REQUIRED TASK = Repeat everything in the material exactly.

DATASET EXCERPTS =
==*==
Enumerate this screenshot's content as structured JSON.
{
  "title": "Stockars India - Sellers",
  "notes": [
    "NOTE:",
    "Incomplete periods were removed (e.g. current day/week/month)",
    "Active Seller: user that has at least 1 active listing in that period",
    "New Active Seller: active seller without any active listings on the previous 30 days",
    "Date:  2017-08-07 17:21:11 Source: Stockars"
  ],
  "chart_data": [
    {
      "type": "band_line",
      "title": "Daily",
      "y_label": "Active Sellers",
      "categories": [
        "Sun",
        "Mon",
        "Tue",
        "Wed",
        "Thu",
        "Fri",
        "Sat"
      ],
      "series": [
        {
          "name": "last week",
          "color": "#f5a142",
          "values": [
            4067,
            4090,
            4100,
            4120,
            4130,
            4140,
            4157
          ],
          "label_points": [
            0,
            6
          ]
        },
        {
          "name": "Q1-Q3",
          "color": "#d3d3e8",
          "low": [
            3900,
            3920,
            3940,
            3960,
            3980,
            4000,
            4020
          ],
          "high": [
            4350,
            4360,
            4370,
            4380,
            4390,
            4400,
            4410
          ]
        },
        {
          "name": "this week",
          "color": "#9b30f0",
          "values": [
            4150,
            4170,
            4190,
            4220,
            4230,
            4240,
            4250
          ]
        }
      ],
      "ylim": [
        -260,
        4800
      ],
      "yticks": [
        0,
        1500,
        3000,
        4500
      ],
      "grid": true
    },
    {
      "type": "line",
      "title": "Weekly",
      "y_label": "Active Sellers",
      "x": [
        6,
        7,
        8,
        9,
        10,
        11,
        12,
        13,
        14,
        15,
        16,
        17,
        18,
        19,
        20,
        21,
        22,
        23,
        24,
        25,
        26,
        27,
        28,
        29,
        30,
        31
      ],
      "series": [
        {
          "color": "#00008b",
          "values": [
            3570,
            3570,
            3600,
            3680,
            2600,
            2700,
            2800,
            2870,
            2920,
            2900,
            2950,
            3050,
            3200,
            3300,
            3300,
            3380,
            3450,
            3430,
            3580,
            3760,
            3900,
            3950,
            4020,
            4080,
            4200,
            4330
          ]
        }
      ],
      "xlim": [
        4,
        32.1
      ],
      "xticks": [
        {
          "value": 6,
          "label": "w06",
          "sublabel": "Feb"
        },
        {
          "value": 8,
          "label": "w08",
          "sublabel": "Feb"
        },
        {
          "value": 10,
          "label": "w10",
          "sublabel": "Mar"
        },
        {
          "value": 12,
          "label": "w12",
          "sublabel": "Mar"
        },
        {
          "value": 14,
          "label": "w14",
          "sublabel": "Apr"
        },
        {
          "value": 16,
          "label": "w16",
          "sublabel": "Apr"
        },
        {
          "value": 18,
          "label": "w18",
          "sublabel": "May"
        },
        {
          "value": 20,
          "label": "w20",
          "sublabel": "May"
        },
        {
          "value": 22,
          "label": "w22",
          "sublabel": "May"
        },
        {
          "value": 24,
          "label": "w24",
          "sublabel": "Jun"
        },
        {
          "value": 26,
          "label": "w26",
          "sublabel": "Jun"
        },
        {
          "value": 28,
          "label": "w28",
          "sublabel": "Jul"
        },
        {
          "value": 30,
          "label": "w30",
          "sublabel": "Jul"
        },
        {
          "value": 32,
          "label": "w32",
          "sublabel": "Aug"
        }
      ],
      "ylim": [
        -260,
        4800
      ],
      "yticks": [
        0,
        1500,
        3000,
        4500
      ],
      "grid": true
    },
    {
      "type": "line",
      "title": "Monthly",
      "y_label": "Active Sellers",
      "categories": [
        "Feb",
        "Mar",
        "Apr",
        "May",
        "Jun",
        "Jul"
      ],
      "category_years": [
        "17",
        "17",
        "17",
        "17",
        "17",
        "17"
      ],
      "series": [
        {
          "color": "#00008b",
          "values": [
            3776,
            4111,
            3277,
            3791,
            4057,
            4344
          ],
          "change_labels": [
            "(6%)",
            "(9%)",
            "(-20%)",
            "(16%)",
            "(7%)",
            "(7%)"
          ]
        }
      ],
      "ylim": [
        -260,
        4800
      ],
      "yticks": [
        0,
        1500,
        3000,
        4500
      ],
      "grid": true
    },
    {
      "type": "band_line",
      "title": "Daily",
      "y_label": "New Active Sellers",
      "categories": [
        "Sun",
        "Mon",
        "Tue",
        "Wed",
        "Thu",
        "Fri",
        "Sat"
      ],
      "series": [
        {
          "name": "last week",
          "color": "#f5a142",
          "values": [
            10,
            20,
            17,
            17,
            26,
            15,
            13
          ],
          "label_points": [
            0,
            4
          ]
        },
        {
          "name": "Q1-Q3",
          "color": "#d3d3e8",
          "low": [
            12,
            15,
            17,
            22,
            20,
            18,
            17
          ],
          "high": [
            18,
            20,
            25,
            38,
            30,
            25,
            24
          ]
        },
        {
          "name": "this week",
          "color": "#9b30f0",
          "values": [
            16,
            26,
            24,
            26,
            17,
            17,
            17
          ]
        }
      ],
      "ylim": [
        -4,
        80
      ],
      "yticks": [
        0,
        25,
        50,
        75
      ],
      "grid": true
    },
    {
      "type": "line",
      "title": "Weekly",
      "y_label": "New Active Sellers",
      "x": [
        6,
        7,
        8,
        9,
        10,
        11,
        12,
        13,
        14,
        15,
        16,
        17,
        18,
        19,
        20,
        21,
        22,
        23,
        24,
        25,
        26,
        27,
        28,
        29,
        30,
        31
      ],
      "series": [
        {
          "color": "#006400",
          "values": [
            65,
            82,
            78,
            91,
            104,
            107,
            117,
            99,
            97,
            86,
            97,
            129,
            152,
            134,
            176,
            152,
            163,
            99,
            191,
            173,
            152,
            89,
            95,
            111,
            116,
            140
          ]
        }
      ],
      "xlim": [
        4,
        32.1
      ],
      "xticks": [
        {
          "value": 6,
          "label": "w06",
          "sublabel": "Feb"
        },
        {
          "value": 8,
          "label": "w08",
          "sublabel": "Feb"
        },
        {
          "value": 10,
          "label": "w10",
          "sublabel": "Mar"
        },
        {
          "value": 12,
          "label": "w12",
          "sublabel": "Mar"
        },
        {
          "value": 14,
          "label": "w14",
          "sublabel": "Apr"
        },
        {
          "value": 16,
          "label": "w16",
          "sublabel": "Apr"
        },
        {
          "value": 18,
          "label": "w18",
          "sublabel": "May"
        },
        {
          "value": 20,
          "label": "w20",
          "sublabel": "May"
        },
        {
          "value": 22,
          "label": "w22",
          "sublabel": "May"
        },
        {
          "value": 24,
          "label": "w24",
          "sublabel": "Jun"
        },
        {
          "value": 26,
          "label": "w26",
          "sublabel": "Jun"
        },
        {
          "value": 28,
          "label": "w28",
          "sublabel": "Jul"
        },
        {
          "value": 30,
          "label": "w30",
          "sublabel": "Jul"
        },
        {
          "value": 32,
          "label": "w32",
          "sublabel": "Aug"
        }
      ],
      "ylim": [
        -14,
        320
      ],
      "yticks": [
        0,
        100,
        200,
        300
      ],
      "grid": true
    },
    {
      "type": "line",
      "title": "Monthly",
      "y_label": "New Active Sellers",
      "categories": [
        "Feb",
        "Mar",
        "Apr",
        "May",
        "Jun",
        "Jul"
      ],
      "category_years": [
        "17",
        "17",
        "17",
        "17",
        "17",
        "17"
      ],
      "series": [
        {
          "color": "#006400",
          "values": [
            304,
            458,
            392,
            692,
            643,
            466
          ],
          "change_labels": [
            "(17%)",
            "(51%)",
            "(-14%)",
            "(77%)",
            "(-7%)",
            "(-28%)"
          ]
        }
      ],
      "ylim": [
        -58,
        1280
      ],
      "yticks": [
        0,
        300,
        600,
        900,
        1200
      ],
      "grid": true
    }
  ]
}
==*==
IN RESPONSE =
Enumerate this screenshot's content as structured JSON.
{
  "title": "Stockars India - Sellers",
  "notes": [
    "NOTE:",
    "Incomplete periods were removed (e.g. current day/week/month)",
    "Active Seller: user that has at least 1 active listing in that period",
    "New Active Seller: active seller without any active listings on the previous 30 days",
    "Date:  2017-08-07 17:21:11 Source: Stockars"
  ],
  "chart_data": [
    {
      "type": "band_line",
      "title": "Daily",
      "y_label": "Active Sellers",
      "categories": [
        "Sun",
        "Mon",
        "Tue",
        "Wed",
        "Thu",
        "Fri",
        "Sat"
      ],
      "series": [
        {
          "name": "last week",
          "color": "#f5a142",
          "values": [
            4067,
            4090,
            4100,
            4120,
            4130,
            4140,
            4157
          ],
          "label_points": [
            0,
            6
          ]
        },
        {
          "name": "Q1-Q3",
          "color": "#d3d3e8",
          "low": [
            3900,
            3920,
            3940,
            3960,
            3980,
            4000,
            4020
          ],
          "high": [
            4350,
            4360,
            4370,
            4380,
            4390,
            4400,
            4410
          ]
        },
        {
          "name": "this week",
          "color": "#9b30f0",
          "values": [
            4150,
            4170,
            4190,
            4220,
            4230,
            4240,
            4250
          ]
        }
      ],
      "ylim": [
        -260,
        4800
      ],
      "yticks": [
        0,
        1500,
        3000,
        4500
      ],
      "grid": true
    },
    {
      "type": "line",
      "title": "Weekly",
      "y_label": "Active Sellers",
      "x": [
        6,
        7,
        8,
        9,
        10,
        11,
        12,
        13,
        14,
        15,
        16,
        17,
        18,
        19,
        20,
        21,
        22,
        23,
        24,
        25,
        26,
        27,
        28,
        29,
        30,
        31
      ],
      "series": [
        {
          "color": "#00008b",
          "values": [
            3570,
            3570,
            3600,
            3680,
            2600,
            2700,
            2800,
            2870,
            2920,
            2900,
            2950,
            3050,
            3200,
            3300,
            3300,
            3380,
            3450,
            3430,
            3580,
            3760,
            3900,
            3950,
            4020,
            4080,
            4200,
            4330
          ]
        }
      ],
      "xlim": [
        4,
        32.1
      ],
      "xticks": [
        {
          "value": 6,
          "label": "w06",
          "sublabel": "Feb"
        },
        {
          "value": 8,
          "label": "w08",
          "sublabel": "Feb"
        },
        {
          "value": 10,
          "label": "w10",
          "sublabel": "Mar"
        },
        {
          "value": 12,
          "label": "w12",
          "sublabel": "Mar"
        },
        {
          "value": 14,
          "label": "w14",
          "sublabel": "Apr"
        },
        {
          "value": 16,
          "label": "w16",
          "sublabel": "Apr"
        },
        {
          "value": 18,
          "label": "w18",
          "sublabel": "May"
        },
        {
          "value": 20,
          "label": "w20",
          "sublabel": "May"
        },
        {
          "value": 22,
          "label": "w22",
          "sublabel": "May"
        },
        {
          "value": 24,
          "label": "w24",
          "sublabel": "Jun"
        },
        {
          "value": 26,
          "label": "w26",
          "sublabel": "Jun"
        },
        {
          "value": 28,
          "label": "w28",
          "sublabel": "Jul"
        },
        {
          "value": 30,
          "label": "w30",
          "sublabel": "Jul"
        },
        {
          "value": 32,
          "label": "w32",
          "sublabel": "Aug"
        }
      ],
      "ylim": [
        -260,
        4800
      ],
      "yticks": [
        0,
        1500,
        3000,
        4500
      ],
      "grid": true
    },
    {
      "type": "line",
      "title": "Monthly",
      "y_label": "Active Sellers",
      "categories": [
        "Feb",
        "Mar",
        "Apr",
        "May",
        "Jun",
        "Jul"
      ],
      "category_years": [
        "17",
        "17",
        "17",
        "17",
        "17",
        "17"
      ],
      "series": [
        {
          "color": "#00008b",
          "values": [
            3776,
            4111,
            3277,
            3791,
            4057,
            4344
          ],
          "change_labels": [
            "(6%)",
            "(9%)",
            "(-20%)",
            "(16%)",
            "(7%)",
            "(7%)"
          ]
        }
      ],
      "ylim": [
        -260,
        4800
      ],
      "yticks": [
        0,
        1500,
        3000,
        4500
      ],
      "grid": true
    },
    {
      "type": "band_line",
      "title": "Daily",
      "y_label": "New Active Sellers",
      "categories": [
        "Sun",
        "Mon",
        "Tue",
        "Wed",
        "Thu",
        "Fri",
        "Sat"
      ],
      "series": [
        {
          "name": "last week",
          "color": "#f5a142",
          "values": [
            10,
            20,
            17,
            17,
            26,
            15,
            13
          ],
          "label_points": [
            0,
            4
          ]
        },
        {
          "name": "Q1-Q3",
          "color": "#d3d3e8",
          "low": [
            12,
            15,
            17,
            22,
            20,
            18,
            17
          ],
          "high": [
            18,
            20,
            25,
            38,
            30,
            25,
            24
          ]
        },
        {
          "name": "this week",
          "color": "#9b30f0",
          "values": [
            16,
            26,
            24,
            26,
            17,
            17,
            17
          ]
        }
      ],
      "ylim": [
        -4,
        80
      ],
      "yticks": [
        0,
        25,
        50,
        75
      ],
      "grid": true
    },
    {
      "type": "line",
      "title": "Weekly",
      "y_label": "New Active Sellers",
      "x": [
        6,
        7,
        8,
        9,
        10,
        11,
        12,
        13,
        14,
        15,
        16,
        17,
        18,
        19,
        20,
        21,
        22,
        23,
        24,
        25,
        26,
        27,
        28,
        29,
        30,
        31
      ],
      "series": [
        {
          "color": "#006400",
          "values": [
            65,
            82,
            78,
            91,
            104,
            107,
            117,
            99,
            97,
            86,
            97,
            129,
            152,
            134,
            176,
            152,
            163,
            99,
            191,
            173,
            152,
            89,
            95,
            111,
            116,
            140
          ]
        }
      ],
      "xlim": [
        4,
        32.1
      ],
      "xticks": [
        {
          "value": 6,
          "label": "w06",
          "sublabel": "Feb"
        },
        {
          "value": 8,
          "label": "w08",
          "sublabel": "Feb"
        },
        {
          "value": 10,
          "label": "w10",
          "sublabel": "Mar"
        },
        {
          "value": 12,
          "label": "w12",
          "sublabel": "Mar"
        },
        {
          "value": 14,
          "label": "w14",
          "sublabel": "Apr"
        },
        {
          "value": 16,
          "label": "w16",
          "sublabel": "Apr"
        },
        {
          "value": 18,
          "label": "w18",
          "sublabel": "May"
        },
        {
          "value": 20,
          "label": "w20",
          "sublabel": "May"
        },
        {
          "value": 22,
          "label": "w22",
          "sublabel": "May"
        },
        {
          "value": 24,
          "label": "w24",
          "sublabel": "Jun"
        },
        {
          "value": 26,
          "label": "w26",
          "sublabel": "Jun"
        },
        {
          "value": 28,
          "label": "w28",
          "sublabel": "Jul"
        },
        {
          "value": 30,
          "label": "w30",
          "sublabel": "Jul"
        },
        {
          "value": 32,
          "label": "w32",
          "sublabel": "Aug"
        }
      ],
      "ylim": [
        -14,
        320
      ],
      "yticks": [
        0,
        100,
        200,
        300
      ],
      "grid": true
    },
    {
      "type": "line",
      "title": "Monthly",
      "y_label": "New Active Sellers",
      "categories": [
        "Feb",
        "Mar",
        "Apr",
        "May",
        "Jun",
        "Jul"
      ],
      "category_years": [
        "17",
        "17",
        "17",
        "17",
        "17",
        "17"
      ],
      "series": [
        {
          "color": "#006400",
          "values": [
            304,
            458,
            392,
            692,
            643,
            466
          ],
          "change_labels": [
            "(17%)",
            "(51%)",
            "(-14%)",
            "(77%)",
            "(-7%)",
            "(-28%)"
          ]
        }
      ],
      "ylim": [
        -58,
        1280
      ],
      "yticks": [
        0,
        300,
        600,
        900,
        1200
      ],
      "grid": true
    }
  ]
}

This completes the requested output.